(Rows from a dataset)

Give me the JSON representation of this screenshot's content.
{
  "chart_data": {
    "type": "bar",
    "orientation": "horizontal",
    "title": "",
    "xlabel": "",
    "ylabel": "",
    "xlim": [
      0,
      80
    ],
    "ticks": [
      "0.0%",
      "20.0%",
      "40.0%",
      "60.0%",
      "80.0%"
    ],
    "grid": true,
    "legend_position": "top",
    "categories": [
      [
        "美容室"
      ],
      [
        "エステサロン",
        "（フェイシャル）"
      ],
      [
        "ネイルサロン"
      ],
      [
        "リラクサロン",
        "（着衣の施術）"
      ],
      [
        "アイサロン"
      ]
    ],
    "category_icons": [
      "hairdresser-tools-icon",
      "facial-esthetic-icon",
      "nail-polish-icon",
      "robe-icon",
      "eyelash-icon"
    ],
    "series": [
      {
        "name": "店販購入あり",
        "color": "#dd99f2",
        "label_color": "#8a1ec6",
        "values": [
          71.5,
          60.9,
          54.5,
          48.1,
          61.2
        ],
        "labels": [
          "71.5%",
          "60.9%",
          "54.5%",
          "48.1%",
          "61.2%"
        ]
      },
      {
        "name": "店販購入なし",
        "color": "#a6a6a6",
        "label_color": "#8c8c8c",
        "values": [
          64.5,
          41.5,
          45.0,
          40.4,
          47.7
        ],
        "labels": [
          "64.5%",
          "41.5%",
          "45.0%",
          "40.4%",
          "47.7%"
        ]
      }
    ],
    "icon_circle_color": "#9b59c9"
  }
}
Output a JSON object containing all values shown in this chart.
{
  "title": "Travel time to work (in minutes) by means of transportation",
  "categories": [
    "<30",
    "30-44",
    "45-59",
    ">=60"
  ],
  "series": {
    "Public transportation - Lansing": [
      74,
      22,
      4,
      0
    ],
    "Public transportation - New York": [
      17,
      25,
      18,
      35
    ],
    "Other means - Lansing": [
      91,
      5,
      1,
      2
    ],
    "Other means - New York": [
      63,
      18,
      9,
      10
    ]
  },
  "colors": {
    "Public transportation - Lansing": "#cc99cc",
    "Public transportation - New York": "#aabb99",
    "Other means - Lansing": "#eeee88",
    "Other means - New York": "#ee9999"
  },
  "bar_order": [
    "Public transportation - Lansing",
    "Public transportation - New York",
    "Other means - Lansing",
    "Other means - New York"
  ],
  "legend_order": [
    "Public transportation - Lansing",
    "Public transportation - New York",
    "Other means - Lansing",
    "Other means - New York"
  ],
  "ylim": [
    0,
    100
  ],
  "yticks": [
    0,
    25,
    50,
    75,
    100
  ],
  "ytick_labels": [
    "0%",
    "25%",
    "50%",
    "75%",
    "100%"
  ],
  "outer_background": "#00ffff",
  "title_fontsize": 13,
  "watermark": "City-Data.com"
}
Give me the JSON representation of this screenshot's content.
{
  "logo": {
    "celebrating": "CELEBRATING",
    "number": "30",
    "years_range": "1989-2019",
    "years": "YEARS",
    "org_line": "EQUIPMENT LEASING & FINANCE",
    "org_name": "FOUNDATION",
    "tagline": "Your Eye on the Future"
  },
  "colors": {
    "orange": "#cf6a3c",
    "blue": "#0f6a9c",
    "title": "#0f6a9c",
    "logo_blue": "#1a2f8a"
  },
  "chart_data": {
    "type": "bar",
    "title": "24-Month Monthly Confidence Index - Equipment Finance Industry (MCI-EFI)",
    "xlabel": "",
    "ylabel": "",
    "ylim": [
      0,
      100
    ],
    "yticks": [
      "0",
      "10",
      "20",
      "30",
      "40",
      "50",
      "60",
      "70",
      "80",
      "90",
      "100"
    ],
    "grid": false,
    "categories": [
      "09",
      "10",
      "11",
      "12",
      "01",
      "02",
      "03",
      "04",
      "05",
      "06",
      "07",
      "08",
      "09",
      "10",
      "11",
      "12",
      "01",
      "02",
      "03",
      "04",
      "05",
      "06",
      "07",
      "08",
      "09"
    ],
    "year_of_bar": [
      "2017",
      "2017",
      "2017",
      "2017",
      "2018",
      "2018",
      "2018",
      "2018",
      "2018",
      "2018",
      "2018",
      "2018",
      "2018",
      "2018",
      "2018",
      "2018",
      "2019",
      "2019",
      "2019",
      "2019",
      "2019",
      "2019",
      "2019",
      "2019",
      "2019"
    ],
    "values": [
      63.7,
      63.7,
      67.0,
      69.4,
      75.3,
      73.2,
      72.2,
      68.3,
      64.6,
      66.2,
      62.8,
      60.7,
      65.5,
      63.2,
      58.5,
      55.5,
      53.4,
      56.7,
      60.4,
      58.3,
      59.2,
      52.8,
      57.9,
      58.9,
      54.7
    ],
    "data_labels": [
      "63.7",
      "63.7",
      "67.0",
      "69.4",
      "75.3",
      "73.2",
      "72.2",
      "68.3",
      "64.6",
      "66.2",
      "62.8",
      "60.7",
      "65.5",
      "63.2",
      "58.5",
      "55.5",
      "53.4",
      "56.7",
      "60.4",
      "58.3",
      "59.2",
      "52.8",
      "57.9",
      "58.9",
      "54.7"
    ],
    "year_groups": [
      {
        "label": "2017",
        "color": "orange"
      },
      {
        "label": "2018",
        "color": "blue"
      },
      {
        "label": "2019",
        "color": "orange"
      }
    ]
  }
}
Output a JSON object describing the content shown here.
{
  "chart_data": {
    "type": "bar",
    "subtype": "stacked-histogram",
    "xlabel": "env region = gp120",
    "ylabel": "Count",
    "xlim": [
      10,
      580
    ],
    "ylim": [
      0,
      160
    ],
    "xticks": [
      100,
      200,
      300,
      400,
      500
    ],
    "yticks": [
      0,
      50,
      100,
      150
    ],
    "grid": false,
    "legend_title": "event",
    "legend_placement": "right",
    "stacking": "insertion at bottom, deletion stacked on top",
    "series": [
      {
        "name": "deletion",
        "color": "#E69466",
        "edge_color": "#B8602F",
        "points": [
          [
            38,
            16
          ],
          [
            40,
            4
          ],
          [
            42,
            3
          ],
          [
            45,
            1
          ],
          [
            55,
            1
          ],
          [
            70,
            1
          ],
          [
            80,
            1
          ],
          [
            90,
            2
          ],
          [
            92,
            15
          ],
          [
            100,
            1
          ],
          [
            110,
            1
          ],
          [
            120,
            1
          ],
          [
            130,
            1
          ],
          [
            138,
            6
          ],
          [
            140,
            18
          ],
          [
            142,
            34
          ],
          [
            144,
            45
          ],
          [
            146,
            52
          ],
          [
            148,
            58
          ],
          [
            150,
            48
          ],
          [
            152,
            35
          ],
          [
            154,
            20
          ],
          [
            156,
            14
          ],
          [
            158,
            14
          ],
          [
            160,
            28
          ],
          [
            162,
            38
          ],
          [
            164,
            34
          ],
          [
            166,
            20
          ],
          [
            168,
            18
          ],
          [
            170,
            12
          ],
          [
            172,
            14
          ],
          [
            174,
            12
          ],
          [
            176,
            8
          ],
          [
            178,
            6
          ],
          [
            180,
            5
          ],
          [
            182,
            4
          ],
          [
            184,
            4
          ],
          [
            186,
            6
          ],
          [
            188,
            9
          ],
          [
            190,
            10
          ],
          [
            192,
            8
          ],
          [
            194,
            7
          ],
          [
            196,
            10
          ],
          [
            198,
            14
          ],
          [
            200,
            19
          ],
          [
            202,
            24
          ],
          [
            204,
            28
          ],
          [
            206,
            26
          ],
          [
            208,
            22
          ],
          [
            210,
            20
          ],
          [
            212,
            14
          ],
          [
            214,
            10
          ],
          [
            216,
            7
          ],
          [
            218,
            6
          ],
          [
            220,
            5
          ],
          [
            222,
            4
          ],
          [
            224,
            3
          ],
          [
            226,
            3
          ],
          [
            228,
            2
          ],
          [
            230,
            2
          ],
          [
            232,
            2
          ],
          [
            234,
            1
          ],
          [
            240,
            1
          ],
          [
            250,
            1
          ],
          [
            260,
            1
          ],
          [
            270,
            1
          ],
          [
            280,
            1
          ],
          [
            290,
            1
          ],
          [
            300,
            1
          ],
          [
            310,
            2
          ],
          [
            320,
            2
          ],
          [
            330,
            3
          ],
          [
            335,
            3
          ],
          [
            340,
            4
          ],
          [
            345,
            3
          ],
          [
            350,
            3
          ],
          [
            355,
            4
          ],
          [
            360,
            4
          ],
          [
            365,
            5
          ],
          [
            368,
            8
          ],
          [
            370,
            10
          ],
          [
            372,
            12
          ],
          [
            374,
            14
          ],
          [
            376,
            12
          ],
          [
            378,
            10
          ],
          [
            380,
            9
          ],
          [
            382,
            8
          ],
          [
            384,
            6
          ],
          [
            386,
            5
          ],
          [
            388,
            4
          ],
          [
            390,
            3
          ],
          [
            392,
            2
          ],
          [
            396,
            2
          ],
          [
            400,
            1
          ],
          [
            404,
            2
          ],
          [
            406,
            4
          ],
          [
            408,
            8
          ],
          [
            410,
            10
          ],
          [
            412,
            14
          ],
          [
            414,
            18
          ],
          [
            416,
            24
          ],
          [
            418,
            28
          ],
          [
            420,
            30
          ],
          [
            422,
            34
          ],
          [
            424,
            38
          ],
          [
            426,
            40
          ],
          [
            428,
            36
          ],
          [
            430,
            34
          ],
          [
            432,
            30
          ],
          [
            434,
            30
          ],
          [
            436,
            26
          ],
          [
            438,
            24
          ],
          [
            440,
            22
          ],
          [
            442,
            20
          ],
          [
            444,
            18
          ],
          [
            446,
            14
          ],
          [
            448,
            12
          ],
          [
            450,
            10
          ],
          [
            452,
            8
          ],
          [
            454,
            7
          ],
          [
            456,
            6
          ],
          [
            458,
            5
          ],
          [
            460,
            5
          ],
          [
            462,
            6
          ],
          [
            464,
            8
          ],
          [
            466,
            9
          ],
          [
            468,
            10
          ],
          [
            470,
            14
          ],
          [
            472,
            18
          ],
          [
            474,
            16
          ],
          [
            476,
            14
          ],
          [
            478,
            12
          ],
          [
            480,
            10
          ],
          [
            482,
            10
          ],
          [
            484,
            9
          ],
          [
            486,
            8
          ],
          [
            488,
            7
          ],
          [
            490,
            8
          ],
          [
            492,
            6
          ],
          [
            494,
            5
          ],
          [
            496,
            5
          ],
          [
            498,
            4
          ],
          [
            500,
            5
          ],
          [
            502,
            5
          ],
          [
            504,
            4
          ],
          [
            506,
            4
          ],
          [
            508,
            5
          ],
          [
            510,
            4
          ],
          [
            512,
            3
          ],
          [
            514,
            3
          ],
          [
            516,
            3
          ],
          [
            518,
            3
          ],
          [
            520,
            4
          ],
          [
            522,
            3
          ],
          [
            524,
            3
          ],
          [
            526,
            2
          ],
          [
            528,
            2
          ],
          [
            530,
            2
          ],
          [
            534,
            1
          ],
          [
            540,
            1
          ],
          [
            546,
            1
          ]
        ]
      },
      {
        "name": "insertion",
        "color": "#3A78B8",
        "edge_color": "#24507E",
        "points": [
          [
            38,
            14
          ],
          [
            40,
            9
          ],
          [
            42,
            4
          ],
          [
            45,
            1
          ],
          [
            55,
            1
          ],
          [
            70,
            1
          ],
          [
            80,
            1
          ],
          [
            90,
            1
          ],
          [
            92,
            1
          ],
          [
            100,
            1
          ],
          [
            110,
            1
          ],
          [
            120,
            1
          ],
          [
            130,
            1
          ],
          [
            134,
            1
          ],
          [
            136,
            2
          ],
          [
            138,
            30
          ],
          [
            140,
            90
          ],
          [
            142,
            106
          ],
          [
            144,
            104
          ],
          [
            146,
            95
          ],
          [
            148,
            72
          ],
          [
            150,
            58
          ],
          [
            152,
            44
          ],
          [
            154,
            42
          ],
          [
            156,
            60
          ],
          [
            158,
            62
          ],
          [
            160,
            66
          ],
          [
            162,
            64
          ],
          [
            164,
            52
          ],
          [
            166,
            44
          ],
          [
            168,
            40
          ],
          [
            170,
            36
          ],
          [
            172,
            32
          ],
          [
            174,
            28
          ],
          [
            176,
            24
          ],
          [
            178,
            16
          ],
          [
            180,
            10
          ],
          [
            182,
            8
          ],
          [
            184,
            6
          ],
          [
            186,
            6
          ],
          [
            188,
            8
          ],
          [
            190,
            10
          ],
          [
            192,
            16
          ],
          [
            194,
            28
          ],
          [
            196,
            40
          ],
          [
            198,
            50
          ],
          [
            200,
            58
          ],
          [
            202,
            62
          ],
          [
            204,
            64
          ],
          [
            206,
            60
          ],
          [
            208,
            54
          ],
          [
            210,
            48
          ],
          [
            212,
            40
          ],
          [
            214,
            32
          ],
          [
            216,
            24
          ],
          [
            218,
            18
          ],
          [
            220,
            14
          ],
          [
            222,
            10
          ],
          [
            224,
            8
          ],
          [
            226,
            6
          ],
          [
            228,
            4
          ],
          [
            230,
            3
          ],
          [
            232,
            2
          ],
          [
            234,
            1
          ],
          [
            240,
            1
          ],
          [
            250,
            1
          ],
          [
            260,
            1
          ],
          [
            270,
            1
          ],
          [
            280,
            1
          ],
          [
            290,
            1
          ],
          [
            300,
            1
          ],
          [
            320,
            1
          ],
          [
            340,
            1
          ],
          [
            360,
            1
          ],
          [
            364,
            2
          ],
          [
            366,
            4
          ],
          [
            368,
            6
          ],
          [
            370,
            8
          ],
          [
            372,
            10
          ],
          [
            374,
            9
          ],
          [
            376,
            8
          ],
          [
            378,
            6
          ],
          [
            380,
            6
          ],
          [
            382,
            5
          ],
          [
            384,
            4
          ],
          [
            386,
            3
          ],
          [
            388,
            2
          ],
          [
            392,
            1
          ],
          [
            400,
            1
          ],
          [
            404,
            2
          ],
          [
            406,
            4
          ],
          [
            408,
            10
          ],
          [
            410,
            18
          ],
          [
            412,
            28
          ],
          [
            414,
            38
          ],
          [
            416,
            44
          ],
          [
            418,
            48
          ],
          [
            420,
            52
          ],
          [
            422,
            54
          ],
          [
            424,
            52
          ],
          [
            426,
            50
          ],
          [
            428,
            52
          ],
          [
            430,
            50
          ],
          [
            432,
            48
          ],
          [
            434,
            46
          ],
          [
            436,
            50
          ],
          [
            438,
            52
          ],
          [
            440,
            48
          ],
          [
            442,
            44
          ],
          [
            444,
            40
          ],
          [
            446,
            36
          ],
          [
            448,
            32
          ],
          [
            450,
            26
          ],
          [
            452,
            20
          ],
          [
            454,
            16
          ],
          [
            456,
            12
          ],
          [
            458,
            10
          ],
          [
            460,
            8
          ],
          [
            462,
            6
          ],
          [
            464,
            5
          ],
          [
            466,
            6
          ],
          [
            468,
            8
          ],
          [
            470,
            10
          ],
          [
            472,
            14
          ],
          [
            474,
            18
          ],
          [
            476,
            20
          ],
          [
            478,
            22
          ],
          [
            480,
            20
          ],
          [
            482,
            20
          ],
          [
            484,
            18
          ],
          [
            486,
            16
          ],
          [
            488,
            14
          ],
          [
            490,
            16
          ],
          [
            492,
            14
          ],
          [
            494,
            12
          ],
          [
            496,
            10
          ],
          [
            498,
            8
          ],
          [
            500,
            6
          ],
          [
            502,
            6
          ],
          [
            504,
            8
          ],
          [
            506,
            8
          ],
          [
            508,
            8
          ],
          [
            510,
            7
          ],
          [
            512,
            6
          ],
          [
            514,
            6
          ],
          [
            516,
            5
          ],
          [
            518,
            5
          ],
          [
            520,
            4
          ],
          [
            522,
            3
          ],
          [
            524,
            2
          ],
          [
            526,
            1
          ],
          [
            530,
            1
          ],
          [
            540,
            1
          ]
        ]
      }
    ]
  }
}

*Challenge:*
The string "insertion" may appear in lines of the listing above; tally those lines and give the number only.

*The answer:*
2